▶ _DATA PROVIDED_
^^^^^^^^^^^^^^^^
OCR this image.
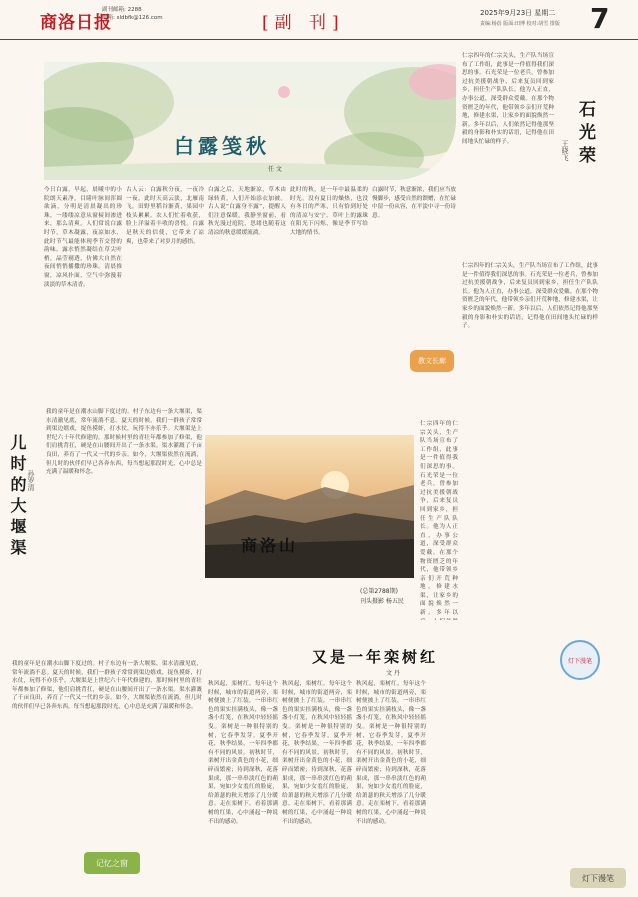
商洛日报
副刊邮箱: 2288
邮箱: sldbfk@126.com	[副 刊]	2025年9月23日 星期二
责编:杨蓓 版面:田博 校对:胡雪 排版 7
白露笺秋
任 文
石光荣
王晓飞
仁宗四年的仁宗关头，生产队当场宣布了工作组，此事是一件值得我们深思的事。石光荣是一位老兵，曾参加过抗美援朝战争，后来复员回到家乡，担任生产队队长。他为人正直，办事公道，深受群众爱戴。在那个物资匮乏的年代，他带领乡亲们开荒种地，修建水渠，让家乡的面貌焕然一新。多年以后，人们依然记得他那坚毅的身影和朴实的话语，记得他在田间地头忙碌的样子。
仁宗四年的仁宗关头，生产队当场宣布了工作组，此事是一件值得我们深思的事。石光荣是一位老兵，曾参加过抗美援朝战争，后来复员回到家乡，担任生产队队长。他为人正直，办事公道，深受群众爱戴。在那个物资匮乏的年代，他带领乡亲们开荒种地，修建水渠，让家乡的面貌焕然一新。多年以后，人们依然记得他那坚毅的身影和朴实的话语，记得他在田间地头忙碌的样子。
今日白露，早起，晨曦中的小院朗天素净，目睹叶脉间浑圆欲滴，分明是清晨凝出的珍珠，一缕缕凉意从窗棂间渗进来，那么清爽。人们常说白露时节，草木凝露，夜凉如水，此时节气最能体现季节交替的韵味。露水悄然凝结在草尖叶梢，晶莹剔透，仿佛大自然在夜间悄悄播撒的珍珠。清晨推窗，凉风扑面，空气中弥漫着淡淡的草木清香。
古人云：白露秋分夜，一夜冷一夜。此时天高云淡，北雁南飞，田野里稻谷渐黄，果园中枝头累累。农人们忙着收获，脸上洋溢着丰收的喜悦。白露是秋天的信使，它带来了凉爽，也带来了对岁月的感悟。
白露之后，天地渐凉，草木由绿转黄，人们开始添衣加被。古人说“白露身不露”，提醒人们注意保暖。我静坐窗前，看秋光漫过庭院，思绪也随着这清凉的秋意缓缓流淌。
此时的秋，是一年中最温柔的时光。没有夏日的燥热，也没有冬日的严寒，只有恰到好处的清凉与安宁。草叶上的露珠在阳光下闪烁，像是季节写给大地的情书。
白露时节，秋意渐浓，我们应当放慢脚步，感受自然的馈赠，在忙碌中留一份从容，在平淡中寻一份诗意。
教文长廊
儿时的大堰渠 孙罗清
我的童年是在潮水山脚下度过的。村子东边有一条大堰渠，渠水清澈见底，常年流淌不息。夏天的时候，我们一群孩子常常到渠边嬉戏，捉鱼摸虾，打水仗，玩得不亦乐乎。大堰渠是上世纪六十年代修建的，那时候村里的青壮年都参加了修渠，他们肩挑背扛，硬是在山腰间开出了一条水渠。渠水灌溉了千亩良田，养育了一代又一代的乡亲。如今，大堰渠依然在流淌，但儿时的伙伴们早已各奔东西，每当想起那段时光，心中总是充满了温暖和怀念。
我的童年是在潮水山脚下度过的。村子东边有一条大堰渠，渠水清澈见底，常年流淌不息。夏天的时候，我们一群孩子常常到渠边嬉戏，捉鱼摸虾，打水仗，玩得不亦乐乎。大堰渠是上世纪六十年代修建的，那时候村里的青壮年都参加了修渠，他们肩挑背扛，硬是在山腰间开出了一条水渠。渠水灌溉了千亩良田，养育了一代又一代的乡亲。如今，大堰渠依然在流淌，但儿时的伙伴们早已各奔东西，每当想起那段时光，心中总是充满了温暖和怀念。
商洛山
(总第2788期)
刊头摄影 杨五民
仁宗四年的仁宗关头，生产队当场宣布了工作组，此事是一件值得我们深思的事。石光荣是一位老兵，曾参加过抗美援朝战争，后来复员回到家乡，担任生产队队长。他为人正直，办事公道，深受群众爱戴。在那个物资匮乏的年代，他带领乡亲们开荒种地，修建水渠，让家乡的面貌焕然一新。多年以
又是一年栾树红
文 丹
秋风起，栾树红。每年这个时候，城市的街道两旁，栾树便披上了红装，一串串红色的果实挂满枝头，像一盏盏小灯笼，在秋风中轻轻摇曳。栾树是一种很特别的树，它春季发芽，夏季开花，秋季结果，一年四季都有不同的风景。初秋时节，栾树开出金黄色的小花，细碎而繁密；待到深秋，花落果成，那一串串淡红色的蒴果，宛如少女羞红的脸庞，给萧瑟的秋天增添了几分暖意。走在栾树下，看着那满树的红果，心中涌起一种说不出的感动。
秋风起，栾树红。每年这个时候，城市的街道两旁，栾树便披上了红装，一串串红色的果实挂满枝头，像一盏盏小灯笼，在秋风中轻轻摇曳。栾树是一种很特别的树，它春季发芽，夏季开花，秋季结果，一年四季都有不同的风景。初秋时节，栾树开出金黄色的小花，细碎而繁密；待到深秋，花落果成，那一串串淡红色的蒴果，宛如少女羞红的脸庞，给萧瑟的秋天增添了几分暖意。走在栾树下，看着那满树的红果，心中涌起一种说不出的感动。
秋风起，栾树红。每年这个时候，城市的街道两旁，栾树便披上了红装，一串串红色的果实挂满枝头，像一盏盏小灯笼，在秋风中轻轻摇曳。栾树是一种很特别的树，它春季发芽，夏季开花，秋季结果，一年四季都有不同的风景。初秋时节，栾树开出金黄色的小花，细碎而繁密；待到深秋，花落果成，那一串串淡红色的蒴果，宛如少女羞红的脸庞，给萧瑟的秋天增添了几分暖意。走在栾树下，看着那满树的红果，心中涌起一种说不出的感动。
记忆之窗
灯下漫笔
灯下漫笔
^^^^^^^^^^^^^^^^
▶ _REQUIRED WORK_
Without the pictures, retype the whole of the material above exactly.

▶ _SOLUTION FOR THIS PROBLEM_
OCR this image.
商洛日报
副刊邮箱: 2288
邮箱: sldbfk@126.com	[副 刊]	2025年9月23日 星期二
责编:杨蓓 版面:田博 校对:胡雪 排版 7
白露笺秋
任 文
石光荣
王晓飞
仁宗四年的仁宗关头，生产队当场宣布了工作组，此事是一件值得我们深思的事。石光荣是一位老兵，曾参加过抗美援朝战争，后来复员回到家乡，担任生产队队长。他为人正直，办事公道，深受群众爱戴。在那个物资匮乏的年代，他带领乡亲们开荒种地，修建水渠，让家乡的面貌焕然一新。多年以后，人们依然记得他那坚毅的身影和朴实的话语，记得他在田间地头忙碌的样子。
仁宗四年的仁宗关头，生产队当场宣布了工作组，此事是一件值得我们深思的事。石光荣是一位老兵，曾参加过抗美援朝战争，后来复员回到家乡，担任生产队队长。他为人正直，办事公道，深受群众爱戴。在那个物资匮乏的年代，他带领乡亲们开荒种地，修建水渠，让家乡的面貌焕然一新。多年以后，人们依然记得他那坚毅的身影和朴实的话语，记得他在田间地头忙碌的样子。
今日白露，早起，晨曦中的小院朗天素净，目睹叶脉间浑圆欲滴，分明是清晨凝出的珍珠，一缕缕凉意从窗棂间渗进来，那么清爽。人们常说白露时节，草木凝露，夜凉如水，此时节气最能体现季节交替的韵味。露水悄然凝结在草尖叶梢，晶莹剔透，仿佛大自然在夜间悄悄播撒的珍珠。清晨推窗，凉风扑面，空气中弥漫着淡淡的草木清香。
古人云：白露秋分夜，一夜冷一夜。此时天高云淡，北雁南飞，田野里稻谷渐黄，果园中枝头累累。农人们忙着收获，脸上洋溢着丰收的喜悦。白露是秋天的信使，它带来了凉爽，也带来了对岁月的感悟。
白露之后，天地渐凉，草木由绿转黄，人们开始添衣加被。古人说“白露身不露”，提醒人们注意保暖。我静坐窗前，看秋光漫过庭院，思绪也随着这清凉的秋意缓缓流淌。
此时的秋，是一年中最温柔的时光。没有夏日的燥热，也没有冬日的严寒，只有恰到好处的清凉与安宁。草叶上的露珠在阳光下闪烁，像是季节写给大地的情书。
白露时节，秋意渐浓，我们应当放慢脚步，感受自然的馈赠，在忙碌中留一份从容，在平淡中寻一份诗意。
教文长廊
儿时的大堰渠 孙罗清
我的童年是在潮水山脚下度过的。村子东边有一条大堰渠，渠水清澈见底，常年流淌不息。夏天的时候，我们一群孩子常常到渠边嬉戏，捉鱼摸虾，打水仗，玩得不亦乐乎。大堰渠是上世纪六十年代修建的，那时候村里的青壮年都参加了修渠，他们肩挑背扛，硬是在山腰间开出了一条水渠。渠水灌溉了千亩良田，养育了一代又一代的乡亲。如今，大堰渠依然在流淌，但儿时的伙伴们早已各奔东西，每当想起那段时光，心中总是充满了温暖和怀念。
我的童年是在潮水山脚下度过的。村子东边有一条大堰渠，渠水清澈见底，常年流淌不息。夏天的时候，我们一群孩子常常到渠边嬉戏，捉鱼摸虾，打水仗，玩得不亦乐乎。大堰渠是上世纪六十年代修建的，那时候村里的青壮年都参加了修渠，他们肩挑背扛，硬是在山腰间开出了一条水渠。渠水灌溉了千亩良田，养育了一代又一代的乡亲。如今，大堰渠依然在流淌，但儿时的伙伴们早已各奔东西，每当想起那段时光，心中总是充满了温暖和怀念。
商洛山
(总第2788期)
刊头摄影 杨五民
仁宗四年的仁宗关头，生产队当场宣布了工作组，此事是一件值得我们深思的事。石光荣是一位老兵，曾参加过抗美援朝战争，后来复员回到家乡，担任生产队队长。他为人正直，办事公道，深受群众爱戴。在那个物资匮乏的年代，他带领乡亲们开荒种地，修建水渠，让家乡的面貌焕然一新。多年以
又是一年栾树红
文 丹
秋风起，栾树红。每年这个时候，城市的街道两旁，栾树便披上了红装，一串串红色的果实挂满枝头，像一盏盏小灯笼，在秋风中轻轻摇曳。栾树是一种很特别的树，它春季发芽，夏季开花，秋季结果，一年四季都有不同的风景。初秋时节，栾树开出金黄色的小花，细碎而繁密；待到深秋，花落果成，那一串串淡红色的蒴果，宛如少女羞红的脸庞，给萧瑟的秋天增添了几分暖意。走在栾树下，看着那满树的红果，心中涌起一种说不出的感动。
秋风起，栾树红。每年这个时候，城市的街道两旁，栾树便披上了红装，一串串红色的果实挂满枝头，像一盏盏小灯笼，在秋风中轻轻摇曳。栾树是一种很特别的树，它春季发芽，夏季开花，秋季结果，一年四季都有不同的风景。初秋时节，栾树开出金黄色的小花，细碎而繁密；待到深秋，花落果成，那一串串淡红色的蒴果，宛如少女羞红的脸庞，给萧瑟的秋天增添了几分暖意。走在栾树下，看着那满树的红果，心中涌起一种说不出的感动。
秋风起，栾树红。每年这个时候，城市的街道两旁，栾树便披上了红装，一串串红色的果实挂满枝头，像一盏盏小灯笼，在秋风中轻轻摇曳。栾树是一种很特别的树，它春季发芽，夏季开花，秋季结果，一年四季都有不同的风景。初秋时节，栾树开出金黄色的小花，细碎而繁密；待到深秋，花落果成，那一串串淡红色的蒴果，宛如少女羞红的脸庞，给萧瑟的秋天增添了几分暖意。走在栾树下，看着那满树的红果，心中涌起一种说不出的感动。
记忆之窗
灯下漫笔
灯下漫笔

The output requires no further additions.